-- start DATA EXCERPTS --

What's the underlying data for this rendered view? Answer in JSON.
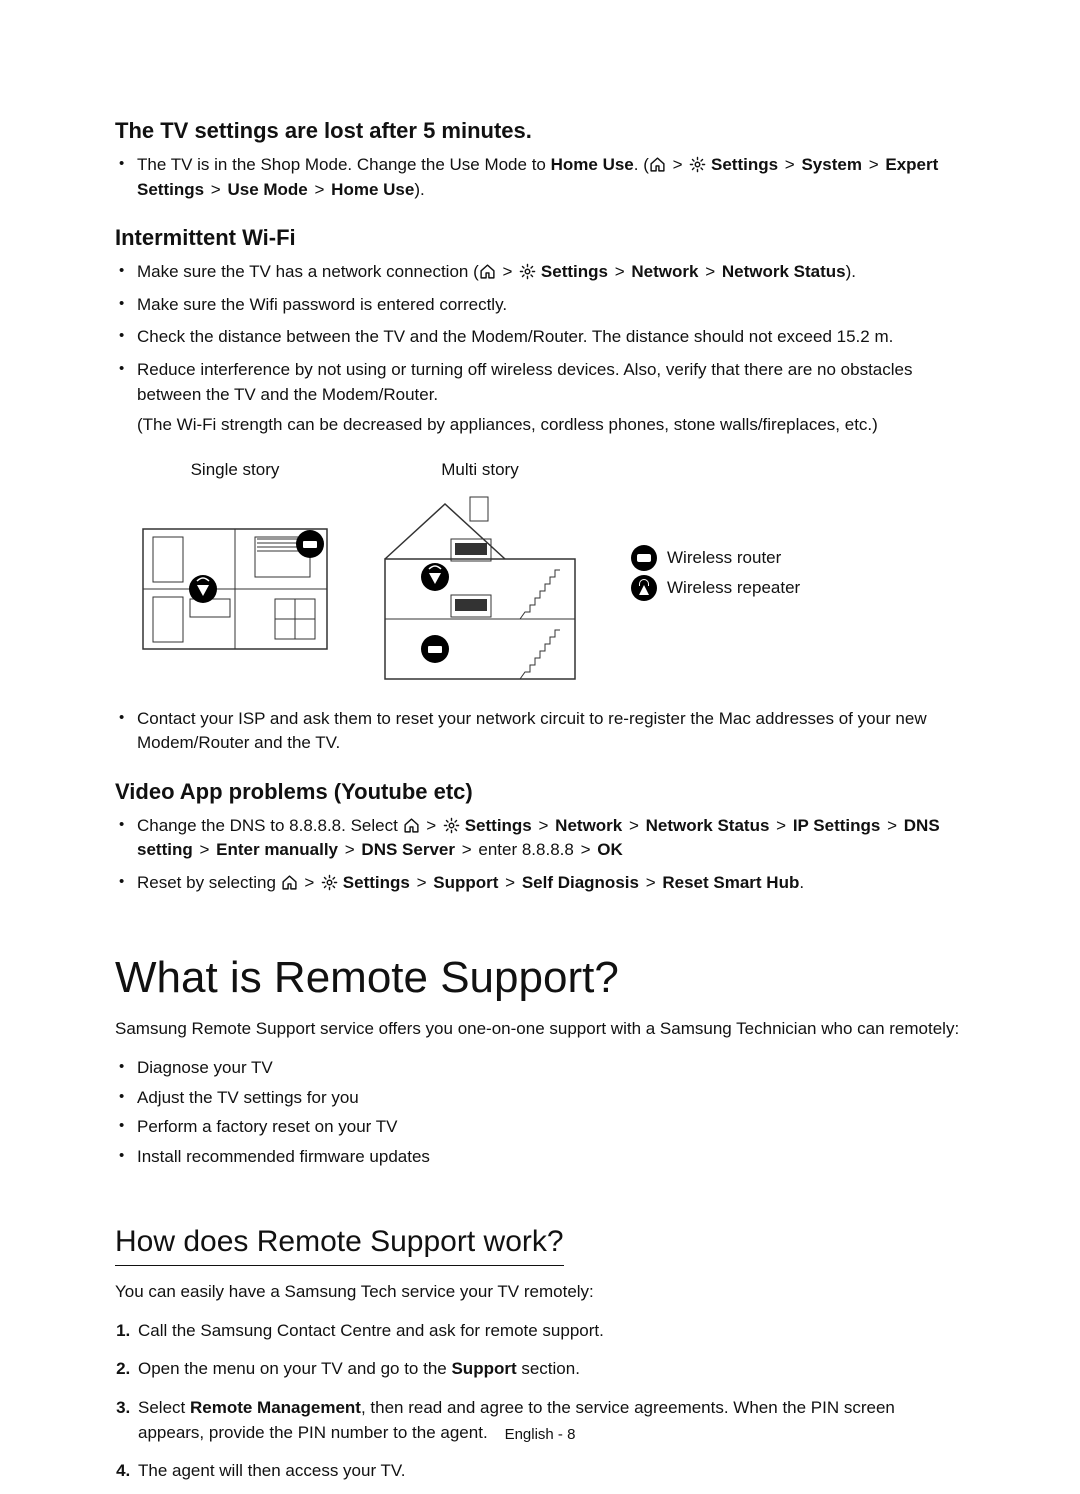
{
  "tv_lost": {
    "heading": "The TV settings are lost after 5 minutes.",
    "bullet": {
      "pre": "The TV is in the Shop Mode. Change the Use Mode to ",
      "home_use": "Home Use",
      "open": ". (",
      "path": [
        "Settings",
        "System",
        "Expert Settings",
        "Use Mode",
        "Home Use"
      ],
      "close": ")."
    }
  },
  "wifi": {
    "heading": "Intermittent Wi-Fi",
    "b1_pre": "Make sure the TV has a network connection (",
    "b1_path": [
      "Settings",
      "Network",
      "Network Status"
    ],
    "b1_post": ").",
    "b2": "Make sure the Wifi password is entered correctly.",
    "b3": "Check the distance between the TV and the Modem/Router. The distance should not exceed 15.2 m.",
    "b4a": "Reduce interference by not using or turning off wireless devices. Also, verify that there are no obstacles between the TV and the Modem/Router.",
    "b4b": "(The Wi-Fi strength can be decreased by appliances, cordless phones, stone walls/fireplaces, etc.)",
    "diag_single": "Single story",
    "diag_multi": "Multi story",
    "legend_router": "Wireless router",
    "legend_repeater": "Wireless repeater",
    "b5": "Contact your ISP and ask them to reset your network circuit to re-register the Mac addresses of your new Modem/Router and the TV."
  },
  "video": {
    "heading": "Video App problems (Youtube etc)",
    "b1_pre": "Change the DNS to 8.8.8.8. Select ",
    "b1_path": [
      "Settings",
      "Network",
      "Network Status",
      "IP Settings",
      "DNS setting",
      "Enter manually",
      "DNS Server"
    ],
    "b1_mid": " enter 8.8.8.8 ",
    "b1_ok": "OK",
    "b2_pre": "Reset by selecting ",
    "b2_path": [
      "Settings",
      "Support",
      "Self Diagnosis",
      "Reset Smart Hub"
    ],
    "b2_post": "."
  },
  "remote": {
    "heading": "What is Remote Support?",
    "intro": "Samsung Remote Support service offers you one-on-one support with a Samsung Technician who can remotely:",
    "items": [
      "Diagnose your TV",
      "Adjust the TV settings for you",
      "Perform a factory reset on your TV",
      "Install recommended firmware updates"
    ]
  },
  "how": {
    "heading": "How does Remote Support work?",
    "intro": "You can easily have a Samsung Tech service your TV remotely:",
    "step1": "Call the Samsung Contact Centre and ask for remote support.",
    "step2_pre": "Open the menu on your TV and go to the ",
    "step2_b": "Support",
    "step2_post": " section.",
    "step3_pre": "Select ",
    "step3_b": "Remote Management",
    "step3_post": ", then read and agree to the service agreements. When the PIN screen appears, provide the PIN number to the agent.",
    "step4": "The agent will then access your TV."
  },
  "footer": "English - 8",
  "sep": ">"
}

-- end DATA EXCERPTS --
-- start DATA EXCERPTS --

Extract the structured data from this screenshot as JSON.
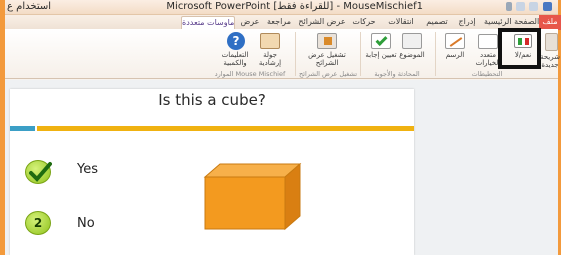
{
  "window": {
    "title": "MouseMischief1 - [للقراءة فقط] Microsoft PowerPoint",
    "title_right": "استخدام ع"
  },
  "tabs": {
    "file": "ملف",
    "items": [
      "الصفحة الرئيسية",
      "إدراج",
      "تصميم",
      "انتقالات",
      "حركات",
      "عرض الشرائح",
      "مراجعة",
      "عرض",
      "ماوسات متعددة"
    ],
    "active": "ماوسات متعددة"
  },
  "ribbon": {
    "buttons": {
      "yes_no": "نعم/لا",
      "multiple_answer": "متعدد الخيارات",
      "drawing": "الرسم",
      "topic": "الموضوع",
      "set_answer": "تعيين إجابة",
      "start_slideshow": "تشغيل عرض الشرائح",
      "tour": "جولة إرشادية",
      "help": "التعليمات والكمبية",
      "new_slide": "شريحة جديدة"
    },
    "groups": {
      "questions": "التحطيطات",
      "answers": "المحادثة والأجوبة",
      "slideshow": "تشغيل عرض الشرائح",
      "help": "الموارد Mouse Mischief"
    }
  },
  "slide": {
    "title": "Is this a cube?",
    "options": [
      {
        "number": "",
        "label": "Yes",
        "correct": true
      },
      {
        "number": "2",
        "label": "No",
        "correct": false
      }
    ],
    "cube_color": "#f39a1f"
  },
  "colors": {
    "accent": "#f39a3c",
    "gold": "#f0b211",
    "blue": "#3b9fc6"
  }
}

-- end DATA EXCERPTS --

→ **YOUR INSTRUCTIONS**
Select the lines that carry the string "ماوسات" and copy them.

→ **RESULT**
      "ماوسات متعددة"
    "active": "ماوسات متعددة"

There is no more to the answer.